Rows from a dataset
* Begin *

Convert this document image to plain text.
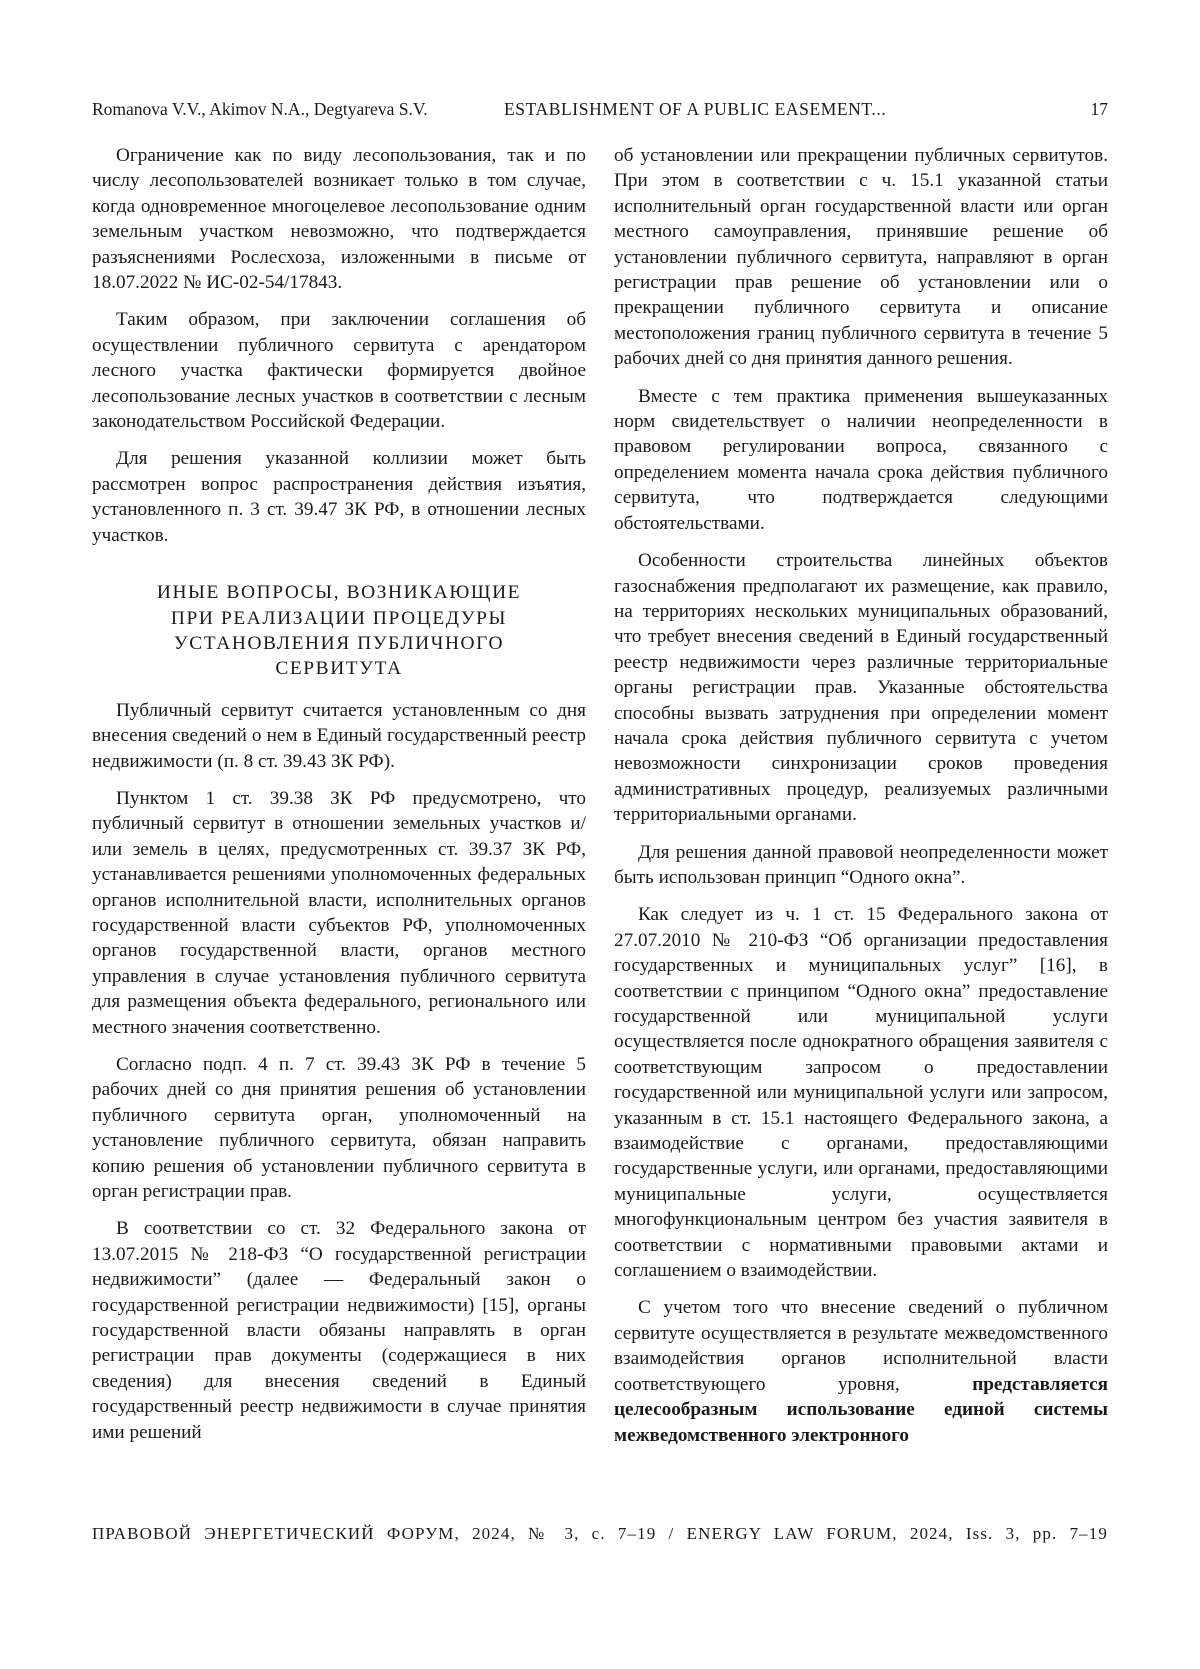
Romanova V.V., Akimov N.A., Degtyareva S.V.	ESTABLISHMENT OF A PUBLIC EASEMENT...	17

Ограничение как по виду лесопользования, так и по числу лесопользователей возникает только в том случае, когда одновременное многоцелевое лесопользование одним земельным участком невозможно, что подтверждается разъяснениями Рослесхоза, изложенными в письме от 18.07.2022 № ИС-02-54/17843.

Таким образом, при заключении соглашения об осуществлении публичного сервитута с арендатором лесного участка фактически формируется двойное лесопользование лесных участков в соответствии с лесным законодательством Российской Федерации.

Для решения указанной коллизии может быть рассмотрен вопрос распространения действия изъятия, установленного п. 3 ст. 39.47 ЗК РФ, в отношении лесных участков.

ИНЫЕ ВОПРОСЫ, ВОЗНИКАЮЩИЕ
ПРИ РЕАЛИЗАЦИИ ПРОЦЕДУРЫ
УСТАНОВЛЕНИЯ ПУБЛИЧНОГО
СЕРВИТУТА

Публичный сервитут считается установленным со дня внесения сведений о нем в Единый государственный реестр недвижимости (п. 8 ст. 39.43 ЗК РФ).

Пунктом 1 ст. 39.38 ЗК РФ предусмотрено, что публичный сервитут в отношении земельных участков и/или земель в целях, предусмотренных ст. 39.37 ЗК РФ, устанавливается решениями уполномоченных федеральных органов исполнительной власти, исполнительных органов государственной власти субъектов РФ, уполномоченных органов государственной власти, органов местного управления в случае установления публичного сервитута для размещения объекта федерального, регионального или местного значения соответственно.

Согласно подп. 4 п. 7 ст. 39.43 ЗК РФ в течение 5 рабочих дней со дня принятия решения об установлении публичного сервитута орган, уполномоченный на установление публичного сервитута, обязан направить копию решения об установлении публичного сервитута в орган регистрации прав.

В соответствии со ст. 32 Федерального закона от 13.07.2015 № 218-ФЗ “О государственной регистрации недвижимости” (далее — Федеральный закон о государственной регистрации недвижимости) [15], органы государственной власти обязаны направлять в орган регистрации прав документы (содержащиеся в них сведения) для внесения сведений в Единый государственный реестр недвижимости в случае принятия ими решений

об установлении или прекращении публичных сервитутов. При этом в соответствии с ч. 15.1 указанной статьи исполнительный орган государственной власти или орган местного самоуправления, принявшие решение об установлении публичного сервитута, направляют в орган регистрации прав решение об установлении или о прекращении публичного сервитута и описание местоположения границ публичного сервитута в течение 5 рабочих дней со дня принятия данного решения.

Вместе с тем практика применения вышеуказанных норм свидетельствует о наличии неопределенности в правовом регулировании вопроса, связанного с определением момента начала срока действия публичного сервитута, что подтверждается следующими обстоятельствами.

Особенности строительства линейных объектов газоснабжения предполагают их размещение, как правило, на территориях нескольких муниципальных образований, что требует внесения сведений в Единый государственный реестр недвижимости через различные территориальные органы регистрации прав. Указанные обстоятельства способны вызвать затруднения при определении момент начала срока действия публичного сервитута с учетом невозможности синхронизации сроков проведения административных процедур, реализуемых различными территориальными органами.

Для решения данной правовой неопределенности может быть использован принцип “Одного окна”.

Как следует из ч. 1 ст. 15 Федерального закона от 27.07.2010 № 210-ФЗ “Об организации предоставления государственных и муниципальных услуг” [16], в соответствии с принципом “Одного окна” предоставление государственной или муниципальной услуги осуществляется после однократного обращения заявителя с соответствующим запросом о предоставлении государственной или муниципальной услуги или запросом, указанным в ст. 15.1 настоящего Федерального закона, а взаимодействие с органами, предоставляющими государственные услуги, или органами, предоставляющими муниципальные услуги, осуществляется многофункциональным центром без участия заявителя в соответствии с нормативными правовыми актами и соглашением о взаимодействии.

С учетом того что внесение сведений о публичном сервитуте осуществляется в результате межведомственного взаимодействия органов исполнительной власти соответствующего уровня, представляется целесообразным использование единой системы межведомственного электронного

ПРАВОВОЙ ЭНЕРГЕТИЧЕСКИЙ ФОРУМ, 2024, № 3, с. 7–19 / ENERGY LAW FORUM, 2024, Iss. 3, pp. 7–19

* End *
* Begin *

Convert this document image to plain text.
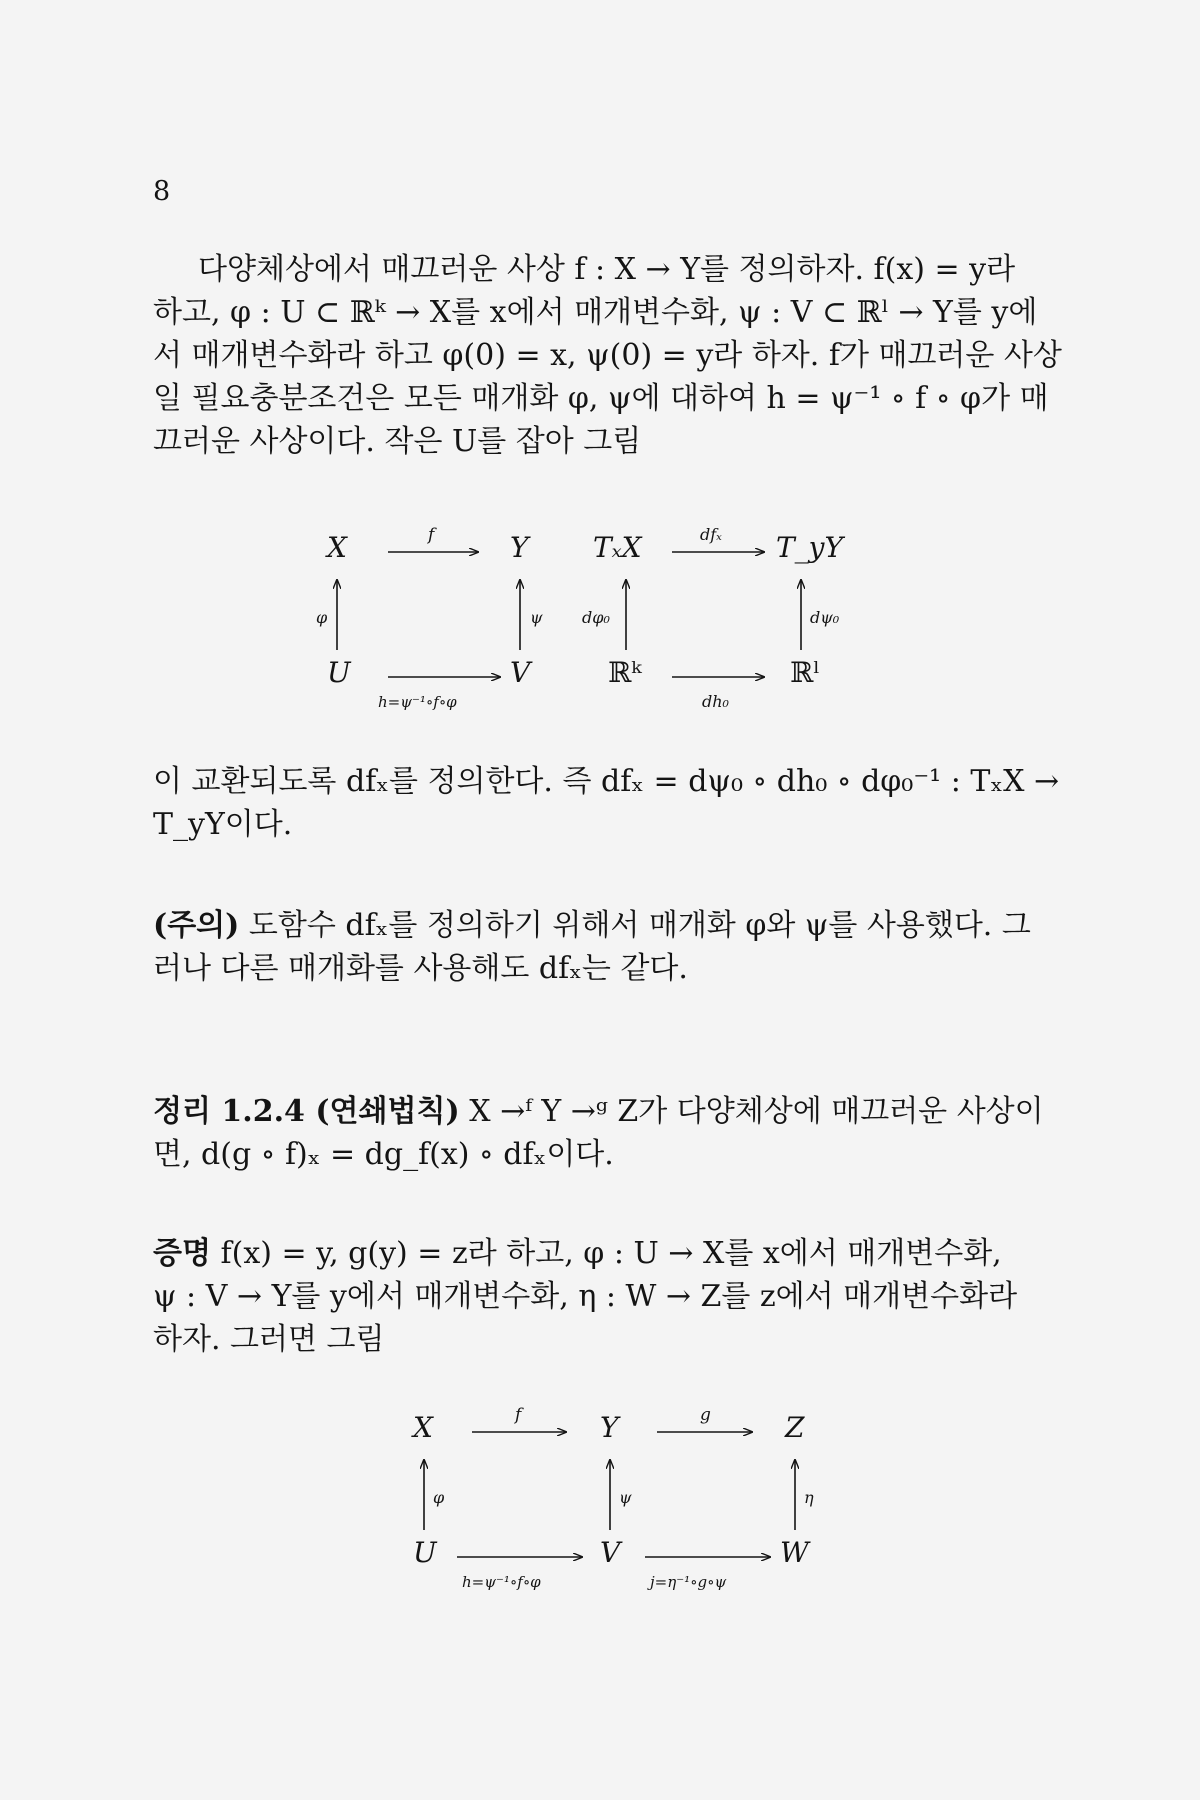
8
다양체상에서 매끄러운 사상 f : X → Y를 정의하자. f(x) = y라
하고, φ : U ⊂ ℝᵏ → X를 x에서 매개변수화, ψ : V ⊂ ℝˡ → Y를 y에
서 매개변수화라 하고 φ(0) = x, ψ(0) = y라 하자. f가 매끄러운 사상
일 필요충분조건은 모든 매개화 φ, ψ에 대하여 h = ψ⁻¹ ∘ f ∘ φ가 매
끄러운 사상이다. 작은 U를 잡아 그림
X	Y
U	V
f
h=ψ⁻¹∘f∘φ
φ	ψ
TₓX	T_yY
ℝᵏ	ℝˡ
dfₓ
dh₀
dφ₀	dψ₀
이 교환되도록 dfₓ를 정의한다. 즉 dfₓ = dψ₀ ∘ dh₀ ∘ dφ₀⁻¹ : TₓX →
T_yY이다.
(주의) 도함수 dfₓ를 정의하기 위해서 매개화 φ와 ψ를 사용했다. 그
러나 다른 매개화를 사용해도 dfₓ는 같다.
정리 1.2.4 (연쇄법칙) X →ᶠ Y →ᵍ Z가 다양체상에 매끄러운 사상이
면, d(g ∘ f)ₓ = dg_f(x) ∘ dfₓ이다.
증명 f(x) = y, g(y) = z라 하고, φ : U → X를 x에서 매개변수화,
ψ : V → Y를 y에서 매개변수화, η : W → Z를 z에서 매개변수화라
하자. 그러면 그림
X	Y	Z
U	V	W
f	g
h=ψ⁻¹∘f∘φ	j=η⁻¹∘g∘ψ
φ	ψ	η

* End *
* Begin *

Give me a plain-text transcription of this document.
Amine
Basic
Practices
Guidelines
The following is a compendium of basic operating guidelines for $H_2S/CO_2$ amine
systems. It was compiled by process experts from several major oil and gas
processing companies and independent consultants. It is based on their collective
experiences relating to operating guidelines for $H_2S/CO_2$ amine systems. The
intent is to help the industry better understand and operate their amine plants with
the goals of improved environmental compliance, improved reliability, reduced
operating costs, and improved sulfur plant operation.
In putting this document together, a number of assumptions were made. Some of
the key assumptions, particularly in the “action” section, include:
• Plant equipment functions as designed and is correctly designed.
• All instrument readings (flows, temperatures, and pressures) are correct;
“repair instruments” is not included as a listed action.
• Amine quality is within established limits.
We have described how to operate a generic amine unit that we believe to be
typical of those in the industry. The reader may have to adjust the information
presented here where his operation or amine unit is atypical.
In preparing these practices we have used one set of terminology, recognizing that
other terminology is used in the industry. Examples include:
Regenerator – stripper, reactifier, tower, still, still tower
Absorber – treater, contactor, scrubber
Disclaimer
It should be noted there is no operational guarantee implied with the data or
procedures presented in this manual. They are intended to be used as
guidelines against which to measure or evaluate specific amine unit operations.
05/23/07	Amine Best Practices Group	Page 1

* End *

--- Instructions for the task ---
Give a single number: the count of lines above that include the word "недвижимости".

--- Full output ---
3